LISTED RECORDS –

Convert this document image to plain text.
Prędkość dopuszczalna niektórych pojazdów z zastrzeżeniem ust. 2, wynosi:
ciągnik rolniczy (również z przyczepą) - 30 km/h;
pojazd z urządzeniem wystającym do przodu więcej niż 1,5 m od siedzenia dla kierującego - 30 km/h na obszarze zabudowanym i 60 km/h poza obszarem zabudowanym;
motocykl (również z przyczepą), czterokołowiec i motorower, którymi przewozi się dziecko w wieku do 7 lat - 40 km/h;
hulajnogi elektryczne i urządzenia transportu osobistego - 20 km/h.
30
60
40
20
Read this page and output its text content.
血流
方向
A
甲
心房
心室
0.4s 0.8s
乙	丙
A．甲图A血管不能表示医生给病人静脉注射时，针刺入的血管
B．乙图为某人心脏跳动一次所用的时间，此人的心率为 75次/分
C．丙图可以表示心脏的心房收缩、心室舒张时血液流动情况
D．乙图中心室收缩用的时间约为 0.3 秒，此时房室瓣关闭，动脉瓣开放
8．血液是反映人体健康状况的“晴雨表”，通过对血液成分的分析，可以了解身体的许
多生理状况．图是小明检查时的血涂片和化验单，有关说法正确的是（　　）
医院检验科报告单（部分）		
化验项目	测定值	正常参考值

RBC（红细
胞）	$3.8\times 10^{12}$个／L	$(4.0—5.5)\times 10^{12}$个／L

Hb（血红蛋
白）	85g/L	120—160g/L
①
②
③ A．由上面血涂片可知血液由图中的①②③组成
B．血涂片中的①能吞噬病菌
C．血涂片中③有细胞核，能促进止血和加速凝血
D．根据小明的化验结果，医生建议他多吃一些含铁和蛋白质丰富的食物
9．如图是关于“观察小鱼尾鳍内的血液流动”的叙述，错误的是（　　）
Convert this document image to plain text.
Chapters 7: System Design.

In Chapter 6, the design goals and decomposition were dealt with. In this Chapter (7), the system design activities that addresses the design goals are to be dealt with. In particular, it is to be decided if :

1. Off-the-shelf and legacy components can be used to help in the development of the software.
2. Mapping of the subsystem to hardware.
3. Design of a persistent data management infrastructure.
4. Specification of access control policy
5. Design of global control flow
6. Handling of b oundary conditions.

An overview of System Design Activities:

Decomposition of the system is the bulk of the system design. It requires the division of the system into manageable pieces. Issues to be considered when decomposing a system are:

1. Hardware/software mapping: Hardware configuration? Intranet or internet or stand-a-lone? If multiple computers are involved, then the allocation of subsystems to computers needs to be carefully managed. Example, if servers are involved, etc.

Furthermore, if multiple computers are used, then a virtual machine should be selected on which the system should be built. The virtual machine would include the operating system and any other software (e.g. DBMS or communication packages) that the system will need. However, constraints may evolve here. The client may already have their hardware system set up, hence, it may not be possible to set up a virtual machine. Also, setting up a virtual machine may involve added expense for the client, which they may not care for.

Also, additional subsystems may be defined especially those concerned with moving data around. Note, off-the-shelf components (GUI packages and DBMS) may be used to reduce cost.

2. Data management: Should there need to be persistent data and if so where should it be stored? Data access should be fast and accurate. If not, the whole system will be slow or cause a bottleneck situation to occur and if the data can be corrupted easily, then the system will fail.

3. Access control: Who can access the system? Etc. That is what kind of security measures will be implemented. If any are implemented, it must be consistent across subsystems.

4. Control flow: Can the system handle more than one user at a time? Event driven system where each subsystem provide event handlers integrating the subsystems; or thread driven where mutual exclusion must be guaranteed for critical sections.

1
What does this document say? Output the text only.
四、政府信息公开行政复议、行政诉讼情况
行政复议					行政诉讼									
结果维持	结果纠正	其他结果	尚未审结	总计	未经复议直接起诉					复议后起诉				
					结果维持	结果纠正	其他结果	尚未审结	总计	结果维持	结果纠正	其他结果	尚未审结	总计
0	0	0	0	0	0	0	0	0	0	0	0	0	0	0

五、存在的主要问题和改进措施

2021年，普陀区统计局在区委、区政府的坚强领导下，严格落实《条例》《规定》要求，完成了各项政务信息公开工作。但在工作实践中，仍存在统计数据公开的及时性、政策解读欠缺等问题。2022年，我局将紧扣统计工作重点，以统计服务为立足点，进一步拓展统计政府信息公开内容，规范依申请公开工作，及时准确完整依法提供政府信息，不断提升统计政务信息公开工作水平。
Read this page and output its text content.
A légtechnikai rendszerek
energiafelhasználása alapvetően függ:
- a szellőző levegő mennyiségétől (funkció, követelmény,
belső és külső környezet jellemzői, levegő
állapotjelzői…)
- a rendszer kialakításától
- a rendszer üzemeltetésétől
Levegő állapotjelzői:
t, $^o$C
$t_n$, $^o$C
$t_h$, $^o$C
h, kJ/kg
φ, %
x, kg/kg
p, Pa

TASK OBJECTIVE – Identify lines with the string "computers". Copy each one.

TASK RESPONSE –
1. Hardware/software mapping: Hardware configuration? Intranet or internet or stand-a-lone? If multiple computers are involved, then the allocation of subsystems to computers needs to be carefully managed. Example, if servers are involved, etc.
Furthermore, if multiple computers are used, then a virtual machine should be selected on which the system should be built. The virtual machine would include the operating system and any other software (e.g. DBMS or communication packages) that the system will need. However, constraints may evolve here. The client may already have their hardware system set up, hence, it may not be possible to set up a virtual machine. Also, setting up a virtual machine may involve added expense for the client, which they may not care for.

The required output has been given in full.